◆ **TO BE DONE**
Go through the entries and transcribe each one exactly, dropping the pictures.

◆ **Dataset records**
-- Start --

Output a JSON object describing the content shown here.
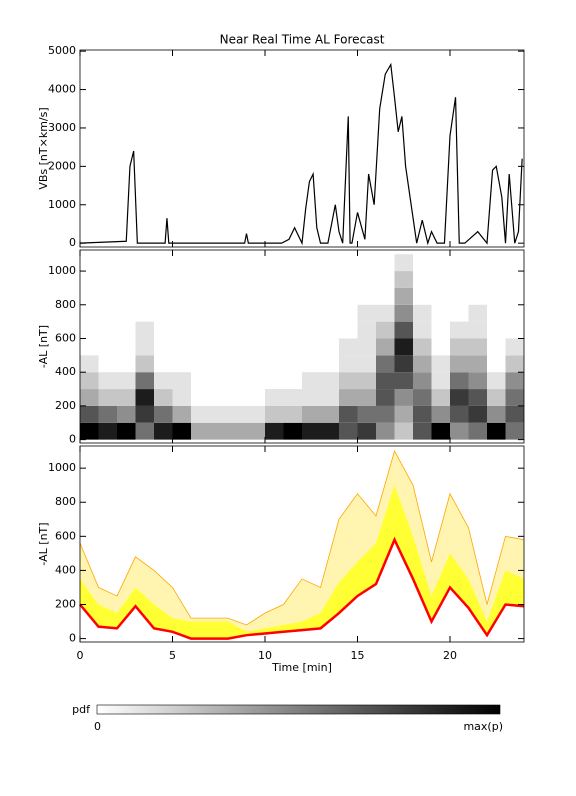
{
  "chart_data": [
    {
      "type": "line",
      "title": "Near Real Time AL Forecast",
      "ylabel": "VBs [nT×km/s]",
      "color": "#000000",
      "x": [
        0,
        2.5,
        2.7,
        2.9,
        3.1,
        4.6,
        4.7,
        4.8,
        8.9,
        9.0,
        9.1,
        10.9,
        11.3,
        11.6,
        12.0,
        12.2,
        12.4,
        12.6,
        12.8,
        13.0,
        13.4,
        13.8,
        14.0,
        14.2,
        14.5,
        14.6,
        14.7,
        15.0,
        15.4,
        15.6,
        15.9,
        16.2,
        16.5,
        16.8,
        17.0,
        17.2,
        17.4,
        17.6,
        17.9,
        18.2,
        18.5,
        18.8,
        19.0,
        19.3,
        19.7,
        20.0,
        20.3,
        20.5,
        20.8,
        21.5,
        22.0,
        22.3,
        22.5,
        22.8,
        23.0,
        23.2,
        23.5,
        23.7,
        23.9
      ],
      "values": [
        0,
        50,
        2000,
        2400,
        0,
        0,
        650,
        0,
        0,
        250,
        0,
        0,
        100,
        400,
        0,
        900,
        1600,
        1800,
        400,
        0,
        0,
        1000,
        300,
        0,
        3300,
        0,
        0,
        800,
        100,
        1800,
        1000,
        3500,
        4400,
        4650,
        3800,
        2900,
        3300,
        2000,
        1000,
        0,
        600,
        0,
        300,
        0,
        0,
        2800,
        3800,
        0,
        0,
        300,
        0,
        1900,
        2000,
        1200,
        0,
        1800,
        0,
        300,
        2200
      ],
      "xlim": [
        0,
        24
      ],
      "xticks": [
        0,
        5,
        10,
        15,
        20
      ],
      "ylim": [
        -100,
        5030
      ],
      "yticks": [
        0,
        1000,
        2000,
        3000,
        4000,
        5000
      ]
    },
    {
      "type": "heatmap",
      "ylabel": "-AL [nT]",
      "x_bins": [
        0,
        1,
        2,
        3,
        4,
        5,
        6,
        7,
        8,
        9,
        10,
        11,
        12,
        13,
        14,
        15,
        16,
        17,
        18,
        19,
        20,
        21,
        22,
        23,
        24
      ],
      "y_bins": [
        0,
        100,
        200,
        300,
        400,
        500,
        600,
        700,
        800,
        900,
        1000,
        1100
      ],
      "z": [
        [
          9,
          6,
          3,
          2,
          1,
          0,
          0,
          0,
          0,
          0,
          0
        ],
        [
          8,
          5,
          2,
          1,
          0,
          0,
          0,
          0,
          0,
          0,
          0
        ],
        [
          9,
          4,
          2,
          1,
          0,
          0,
          0,
          0,
          0,
          0,
          0
        ],
        [
          5,
          7,
          8,
          5,
          2,
          1,
          1,
          0,
          0,
          0,
          0
        ],
        [
          8,
          5,
          2,
          1,
          0,
          0,
          0,
          0,
          0,
          0,
          0
        ],
        [
          9,
          3,
          1,
          1,
          0,
          0,
          0,
          0,
          0,
          0,
          0
        ],
        [
          3,
          1,
          0,
          0,
          0,
          0,
          0,
          0,
          0,
          0,
          0
        ],
        [
          3,
          1,
          0,
          0,
          0,
          0,
          0,
          0,
          0,
          0,
          0
        ],
        [
          3,
          1,
          0,
          0,
          0,
          0,
          0,
          0,
          0,
          0,
          0
        ],
        [
          3,
          1,
          0,
          0,
          0,
          0,
          0,
          0,
          0,
          0,
          0
        ],
        [
          8,
          2,
          1,
          0,
          0,
          0,
          0,
          0,
          0,
          0,
          0
        ],
        [
          9,
          2,
          1,
          0,
          0,
          0,
          0,
          0,
          0,
          0,
          0
        ],
        [
          8,
          3,
          1,
          1,
          0,
          0,
          0,
          0,
          0,
          0,
          0
        ],
        [
          8,
          3,
          1,
          1,
          0,
          0,
          0,
          0,
          0,
          0,
          0
        ],
        [
          6,
          6,
          3,
          2,
          1,
          1,
          0,
          0,
          0,
          0,
          0
        ],
        [
          7,
          5,
          3,
          2,
          1,
          1,
          1,
          1,
          0,
          0,
          0
        ],
        [
          4,
          5,
          6,
          6,
          5,
          3,
          2,
          1,
          0,
          0,
          0
        ],
        [
          2,
          3,
          4,
          6,
          7,
          8,
          6,
          4,
          3,
          2,
          1
        ],
        [
          6,
          6,
          5,
          4,
          3,
          2,
          1,
          1,
          0,
          0,
          0
        ],
        [
          9,
          4,
          2,
          1,
          1,
          0,
          0,
          0,
          0,
          0,
          0
        ],
        [
          4,
          6,
          7,
          5,
          3,
          2,
          1,
          0,
          0,
          0,
          0
        ],
        [
          5,
          7,
          6,
          4,
          3,
          2,
          1,
          1,
          0,
          0,
          0
        ],
        [
          9,
          4,
          2,
          1,
          0,
          0,
          0,
          0,
          0,
          0,
          0
        ],
        [
          5,
          6,
          5,
          4,
          2,
          1,
          0,
          0,
          0,
          0,
          0
        ]
      ],
      "zlim": [
        0,
        9
      ],
      "colorbar": {
        "label": "pdf",
        "ticks": [
          "0",
          "max(p)"
        ]
      },
      "xlim": [
        0,
        24
      ],
      "xticks": [
        0,
        5,
        10,
        15,
        20
      ],
      "ylim": [
        -20,
        1125
      ],
      "yticks": [
        0,
        200,
        400,
        600,
        800,
        1000
      ]
    },
    {
      "type": "band",
      "ylabel": "-AL [nT]",
      "xlabel": "Time [min]",
      "band_color": "#fff5b0",
      "x": [
        0,
        1,
        2,
        3,
        4,
        5,
        6,
        7,
        8,
        9,
        10,
        11,
        12,
        13,
        14,
        15,
        16,
        17,
        18,
        19,
        20,
        21,
        22,
        23,
        24
      ],
      "series": [
        {
          "color": "#ff0000",
          "values": [
            200,
            70,
            60,
            190,
            60,
            40,
            0,
            0,
            0,
            20,
            30,
            40,
            50,
            60,
            150,
            250,
            320,
            580,
            350,
            100,
            300,
            180,
            20,
            200,
            190
          ]
        },
        {
          "color": "#ffff33",
          "values": [
            350,
            200,
            150,
            300,
            200,
            120,
            100,
            100,
            100,
            40,
            60,
            80,
            100,
            150,
            330,
            450,
            560,
            900,
            600,
            250,
            500,
            350,
            100,
            400,
            350
          ]
        },
        {
          "color": "#ffa500",
          "values": [
            560,
            300,
            250,
            480,
            400,
            300,
            120,
            120,
            120,
            80,
            150,
            200,
            350,
            300,
            700,
            850,
            720,
            1100,
            900,
            450,
            850,
            650,
            200,
            600,
            580
          ]
        }
      ],
      "xlim": [
        0,
        24
      ],
      "xticks": [
        0,
        5,
        10,
        15,
        20
      ],
      "ylim": [
        -20,
        1130
      ],
      "yticks": [
        0,
        200,
        400,
        600,
        800,
        1000
      ]
    }
  ]
}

-- End --

◆ **THE OUTPUT**
Output a JSON object describing the content shown here.
{
  "chart_data": [
    {
      "type": "line",
      "title": "Near Real Time AL Forecast",
      "ylabel": "VBs [nT×km/s]",
      "color": "#000000",
      "x": [
        0,
        2.5,
        2.7,
        2.9,
        3.1,
        4.6,
        4.7,
        4.8,
        8.9,
        9.0,
        9.1,
        10.9,
        11.3,
        11.6,
        12.0,
        12.2,
        12.4,
        12.6,
        12.8,
        13.0,
        13.4,
        13.8,
        14.0,
        14.2,
        14.5,
        14.6,
        14.7,
        15.0,
        15.4,
        15.6,
        15.9,
        16.2,
        16.5,
        16.8,
        17.0,
        17.2,
        17.4,
        17.6,
        17.9,
        18.2,
        18.5,
        18.8,
        19.0,
        19.3,
        19.7,
        20.0,
        20.3,
        20.5,
        20.8,
        21.5,
        22.0,
        22.3,
        22.5,
        22.8,
        23.0,
        23.2,
        23.5,
        23.7,
        23.9
      ],
      "values": [
        0,
        50,
        2000,
        2400,
        0,
        0,
        650,
        0,
        0,
        250,
        0,
        0,
        100,
        400,
        0,
        900,
        1600,
        1800,
        400,
        0,
        0,
        1000,
        300,
        0,
        3300,
        0,
        0,
        800,
        100,
        1800,
        1000,
        3500,
        4400,
        4650,
        3800,
        2900,
        3300,
        2000,
        1000,
        0,
        600,
        0,
        300,
        0,
        0,
        2800,
        3800,
        0,
        0,
        300,
        0,
        1900,
        2000,
        1200,
        0,
        1800,
        0,
        300,
        2200
      ],
      "xlim": [
        0,
        24
      ],
      "xticks": [
        0,
        5,
        10,
        15,
        20
      ],
      "ylim": [
        -100,
        5030
      ],
      "yticks": [
        0,
        1000,
        2000,
        3000,
        4000,
        5000
      ]
    },
    {
      "type": "heatmap",
      "ylabel": "-AL [nT]",
      "x_bins": [
        0,
        1,
        2,
        3,
        4,
        5,
        6,
        7,
        8,
        9,
        10,
        11,
        12,
        13,
        14,
        15,
        16,
        17,
        18,
        19,
        20,
        21,
        22,
        23,
        24
      ],
      "y_bins": [
        0,
        100,
        200,
        300,
        400,
        500,
        600,
        700,
        800,
        900,
        1000,
        1100
      ],
      "z": [
        [
          9,
          6,
          3,
          2,
          1,
          0,
          0,
          0,
          0,
          0,
          0
        ],
        [
          8,
          5,
          2,
          1,
          0,
          0,
          0,
          0,
          0,
          0,
          0
        ],
        [
          9,
          4,
          2,
          1,
          0,
          0,
          0,
          0,
          0,
          0,
          0
        ],
        [
          5,
          7,
          8,
          5,
          2,
          1,
          1,
          0,
          0,
          0,
          0
        ],
        [
          8,
          5,
          2,
          1,
          0,
          0,
          0,
          0,
          0,
          0,
          0
        ],
        [
          9,
          3,
          1,
          1,
          0,
          0,
          0,
          0,
          0,
          0,
          0
        ],
        [
          3,
          1,
          0,
          0,
          0,
          0,
          0,
          0,
          0,
          0,
          0
        ],
        [
          3,
          1,
          0,
          0,
          0,
          0,
          0,
          0,
          0,
          0,
          0
        ],
        [
          3,
          1,
          0,
          0,
          0,
          0,
          0,
          0,
          0,
          0,
          0
        ],
        [
          3,
          1,
          0,
          0,
          0,
          0,
          0,
          0,
          0,
          0,
          0
        ],
        [
          8,
          2,
          1,
          0,
          0,
          0,
          0,
          0,
          0,
          0,
          0
        ],
        [
          9,
          2,
          1,
          0,
          0,
          0,
          0,
          0,
          0,
          0,
          0
        ],
        [
          8,
          3,
          1,
          1,
          0,
          0,
          0,
          0,
          0,
          0,
          0
        ],
        [
          8,
          3,
          1,
          1,
          0,
          0,
          0,
          0,
          0,
          0,
          0
        ],
        [
          6,
          6,
          3,
          2,
          1,
          1,
          0,
          0,
          0,
          0,
          0
        ],
        [
          7,
          5,
          3,
          2,
          1,
          1,
          1,
          1,
          0,
          0,
          0
        ],
        [
          4,
          5,
          6,
          6,
          5,
          3,
          2,
          1,
          0,
          0,
          0
        ],
        [
          2,
          3,
          4,
          6,
          7,
          8,
          6,
          4,
          3,
          2,
          1
        ],
        [
          6,
          6,
          5,
          4,
          3,
          2,
          1,
          1,
          0,
          0,
          0
        ],
        [
          9,
          4,
          2,
          1,
          1,
          0,
          0,
          0,
          0,
          0,
          0
        ],
        [
          4,
          6,
          7,
          5,
          3,
          2,
          1,
          0,
          0,
          0,
          0
        ],
        [
          5,
          7,
          6,
          4,
          3,
          2,
          1,
          1,
          0,
          0,
          0
        ],
        [
          9,
          4,
          2,
          1,
          0,
          0,
          0,
          0,
          0,
          0,
          0
        ],
        [
          5,
          6,
          5,
          4,
          2,
          1,
          0,
          0,
          0,
          0,
          0
        ]
      ],
      "zlim": [
        0,
        9
      ],
      "colorbar": {
        "label": "pdf",
        "ticks": [
          "0",
          "max(p)"
        ]
      },
      "xlim": [
        0,
        24
      ],
      "xticks": [
        0,
        5,
        10,
        15,
        20
      ],
      "ylim": [
        -20,
        1125
      ],
      "yticks": [
        0,
        200,
        400,
        600,
        800,
        1000
      ]
    },
    {
      "type": "band",
      "ylabel": "-AL [nT]",
      "xlabel": "Time [min]",
      "band_color": "#fff5b0",
      "x": [
        0,
        1,
        2,
        3,
        4,
        5,
        6,
        7,
        8,
        9,
        10,
        11,
        12,
        13,
        14,
        15,
        16,
        17,
        18,
        19,
        20,
        21,
        22,
        23,
        24
      ],
      "series": [
        {
          "color": "#ff0000",
          "values": [
            200,
            70,
            60,
            190,
            60,
            40,
            0,
            0,
            0,
            20,
            30,
            40,
            50,
            60,
            150,
            250,
            320,
            580,
            350,
            100,
            300,
            180,
            20,
            200,
            190
          ]
        },
        {
          "color": "#ffff33",
          "values": [
            350,
            200,
            150,
            300,
            200,
            120,
            100,
            100,
            100,
            40,
            60,
            80,
            100,
            150,
            330,
            450,
            560,
            900,
            600,
            250,
            500,
            350,
            100,
            400,
            350
          ]
        },
        {
          "color": "#ffa500",
          "values": [
            560,
            300,
            250,
            480,
            400,
            300,
            120,
            120,
            120,
            80,
            150,
            200,
            350,
            300,
            700,
            850,
            720,
            1100,
            900,
            450,
            850,
            650,
            200,
            600,
            580
          ]
        }
      ],
      "xlim": [
        0,
        24
      ],
      "xticks": [
        0,
        5,
        10,
        15,
        20
      ],
      "ylim": [
        -20,
        1130
      ],
      "yticks": [
        0,
        200,
        400,
        600,
        800,
        1000
      ]
    }
  ]
}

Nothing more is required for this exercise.